WHAT THIS TASK INVOLVES: Go through the entries below and print each one exactly, leaving out pictures.

Data excerpts:
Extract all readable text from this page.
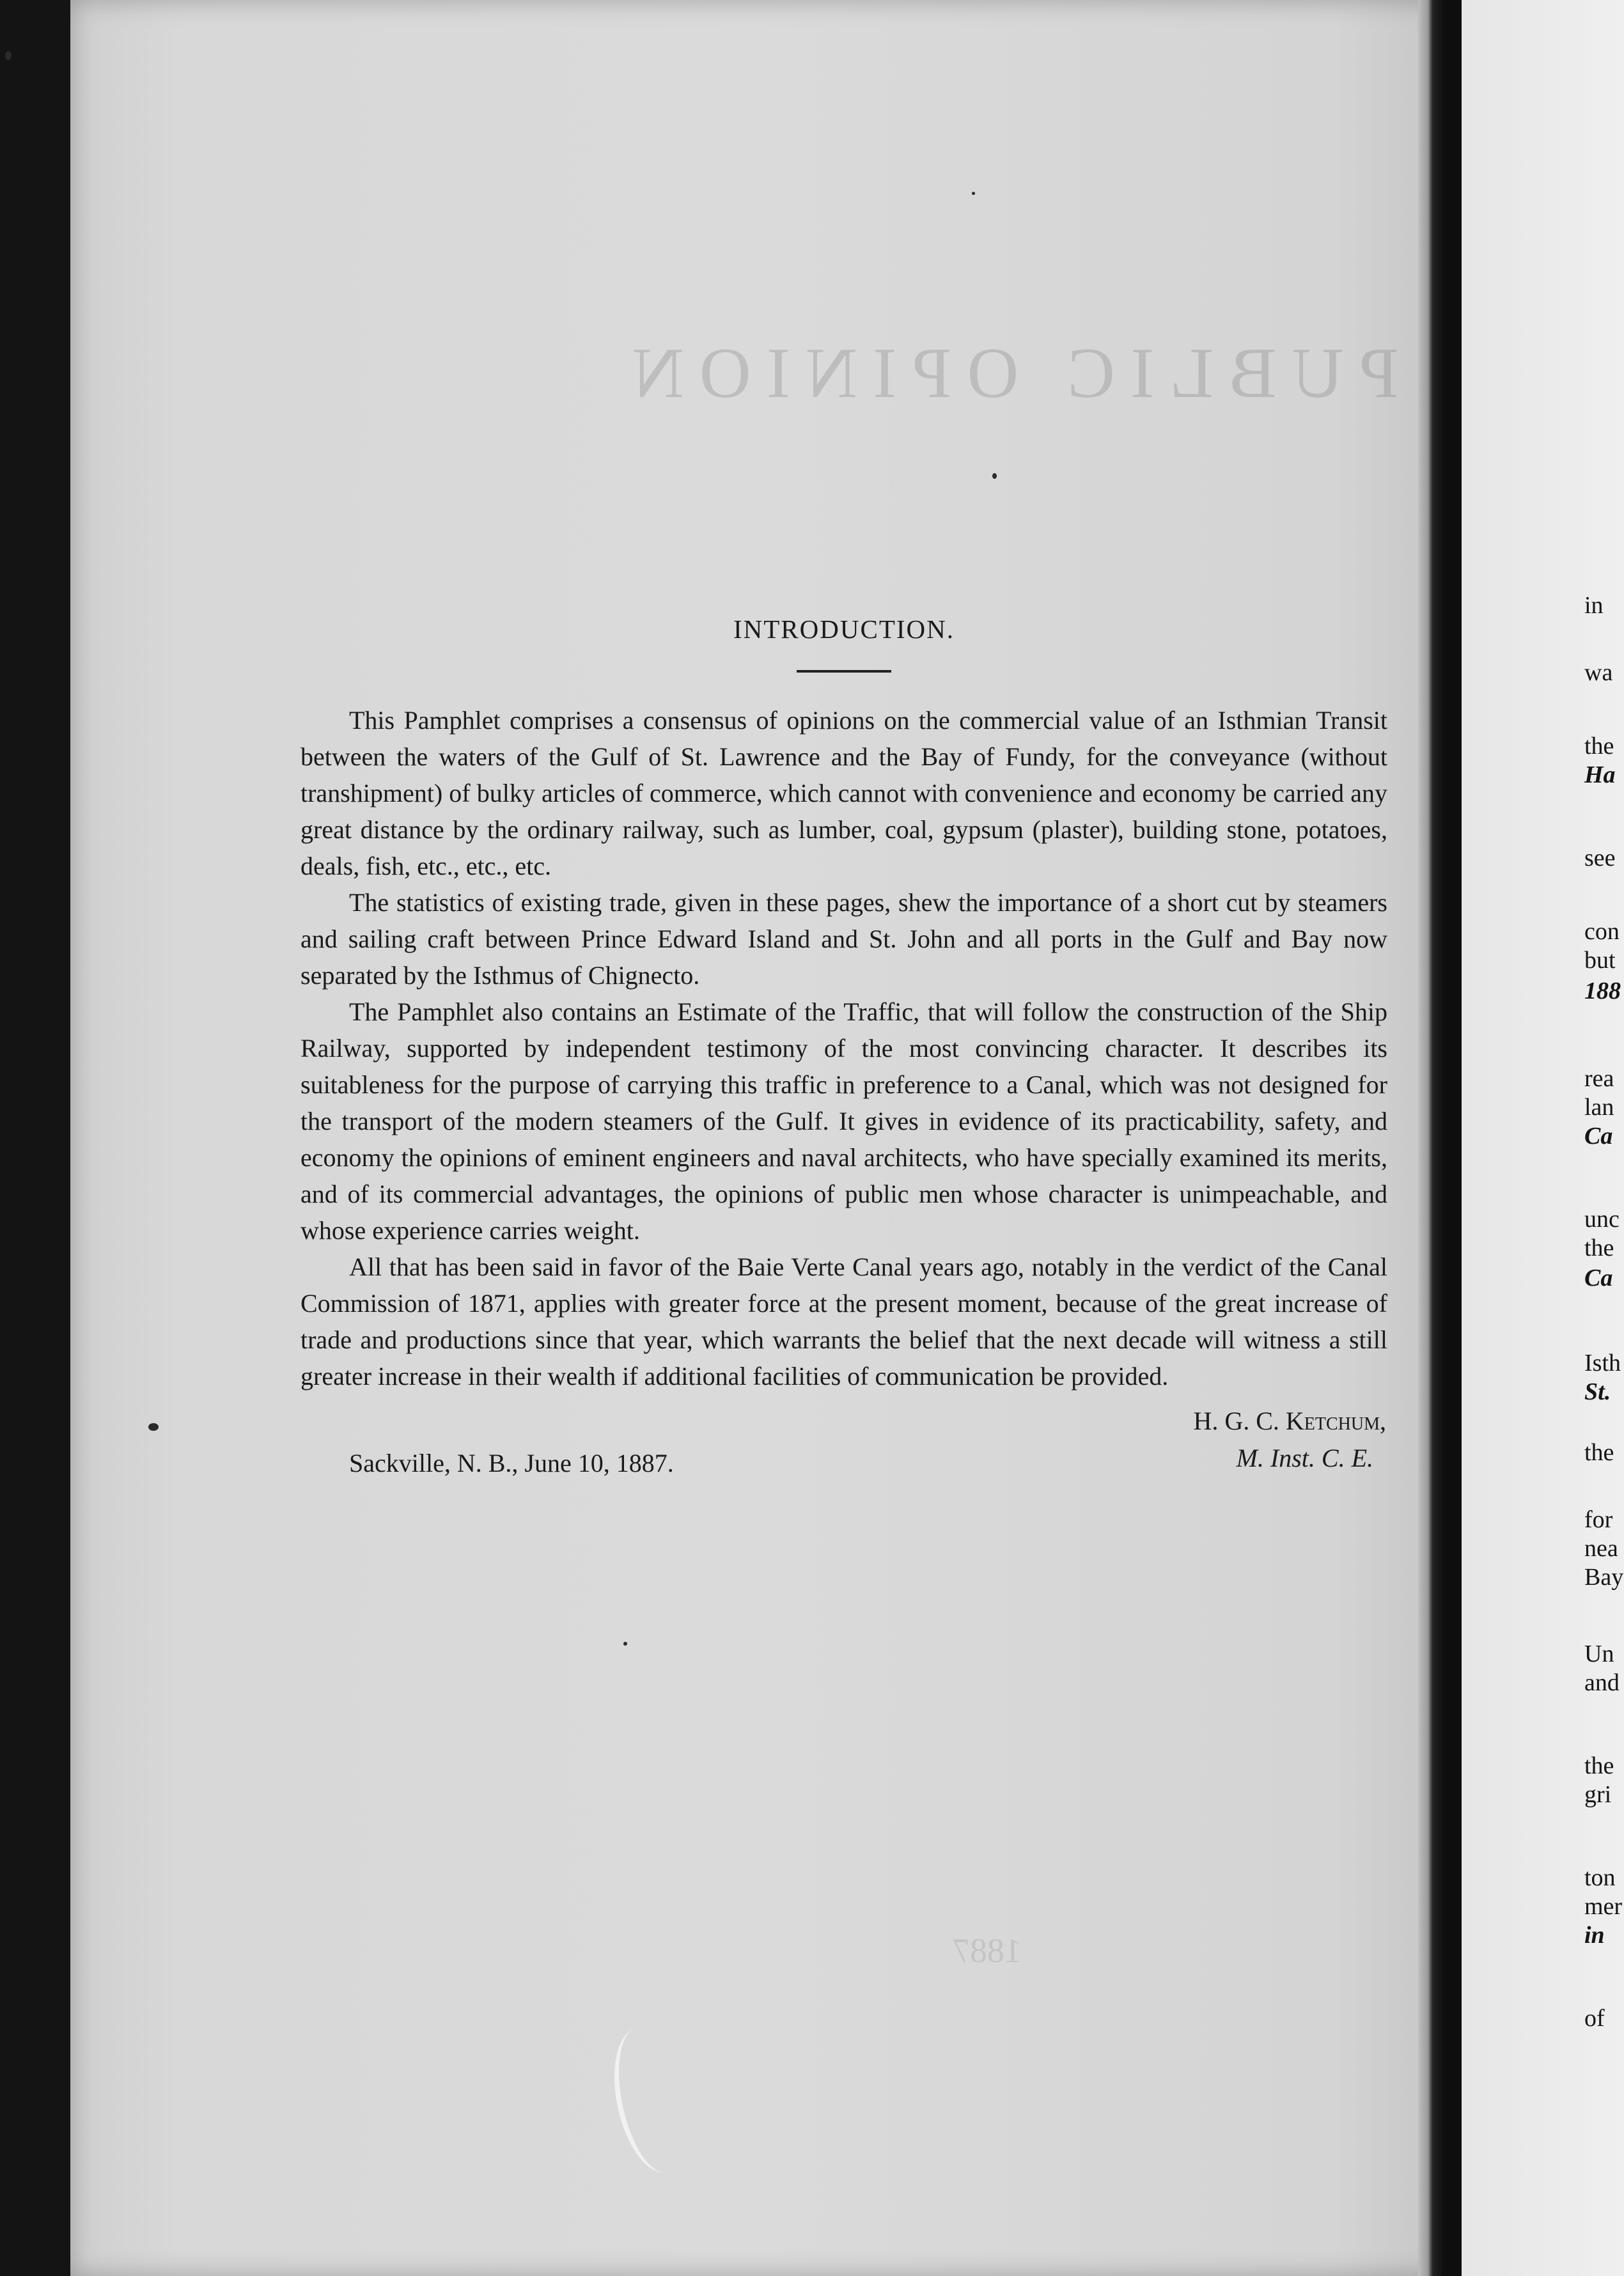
PUBLIC OPINION
1887
in
wa
the
Ha
see
con
but
188
rea
lan
Ca
unc
the
Ca
Isth
St.
the
for
nea
Bay
Un
and
the
gri
ton
mer
in
of
INTRODUCTION.

This Pamphlet comprises a consensus of opinions on the commercial value of an Isthmian Transit between the waters of the Gulf of St. Lawrence and the Bay of Fundy, for the conveyance (without transhipment) of bulky articles of commerce, which cannot with convenience and economy be carried any great distance by the ordinary railway, such as lumber, coal, gypsum (plaster), building stone, potatoes, deals, fish, etc., etc., etc.

The statistics of existing trade, given in these pages, shew the importance of a short cut by steamers and sailing craft between Prince Edward Island and St. John and all ports in the Gulf and Bay now separated by the Isthmus of Chignecto.

The Pamphlet also contains an Estimate of the Traffic, that will follow the construction of the Ship Railway, supported by independent testimony of the most convincing character. It describes its suitableness for the purpose of carrying this traffic in preference to a Canal, which was not designed for the transport of the modern steamers of the Gulf. It gives in evidence of its practicability, safety, and economy the opinions of eminent engineers and naval architects, who have specially examined its merits, and of its commercial advantages, the opinions of public men whose character is unimpeachable, and whose experience carries weight.

All that has been said in favor of the Baie Verte Canal years ago, notably in the verdict of the Canal Commission of 1871, applies with greater force at the present moment, because of the great increase of trade and productions since that year, which warrants the belief that the next decade will witness a still greater increase in their wealth if additional facilities of communication be provided.

H. G. C. Ketchum,
M. Inst. C. E.
Sackville, N. B., June 10, 1887.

ANSWER TO THE PROBLEM:
Extract all readable text from this page.
PUBLIC OPINION
1887
in
wa
the
Ha
see
con
but
188
rea
lan
Ca
unc
the
Ca
Isth
St.
the
for
nea
Bay
Un
and
the
gri
ton
mer
in
of
INTRODUCTION.

This Pamphlet comprises a consensus of opinions on the commercial value of an Isthmian Transit between the waters of the Gulf of St. Lawrence and the Bay of Fundy, for the conveyance (without transhipment) of bulky articles of commerce, which cannot with convenience and economy be carried any great distance by the ordinary railway, such as lumber, coal, gypsum (plaster), building stone, potatoes, deals, fish, etc., etc., etc.

The statistics of existing trade, given in these pages, shew the importance of a short cut by steamers and sailing craft between Prince Edward Island and St. John and all ports in the Gulf and Bay now separated by the Isthmus of Chignecto.

The Pamphlet also contains an Estimate of the Traffic, that will follow the construction of the Ship Railway, supported by independent testimony of the most convincing character. It describes its suitableness for the purpose of carrying this traffic in preference to a Canal, which was not designed for the transport of the modern steamers of the Gulf. It gives in evidence of its practicability, safety, and economy the opinions of eminent engineers and naval architects, who have specially examined its merits, and of its commercial advantages, the opinions of public men whose character is unimpeachable, and whose experience carries weight.

All that has been said in favor of the Baie Verte Canal years ago, notably in the verdict of the Canal Commission of 1871, applies with greater force at the present moment, because of the great increase of trade and productions since that year, which warrants the belief that the next decade will witness a still greater increase in their wealth if additional facilities of communication be provided.

H. G. C. Ketchum,
M. Inst. C. E.
Sackville, N. B., June 10, 1887.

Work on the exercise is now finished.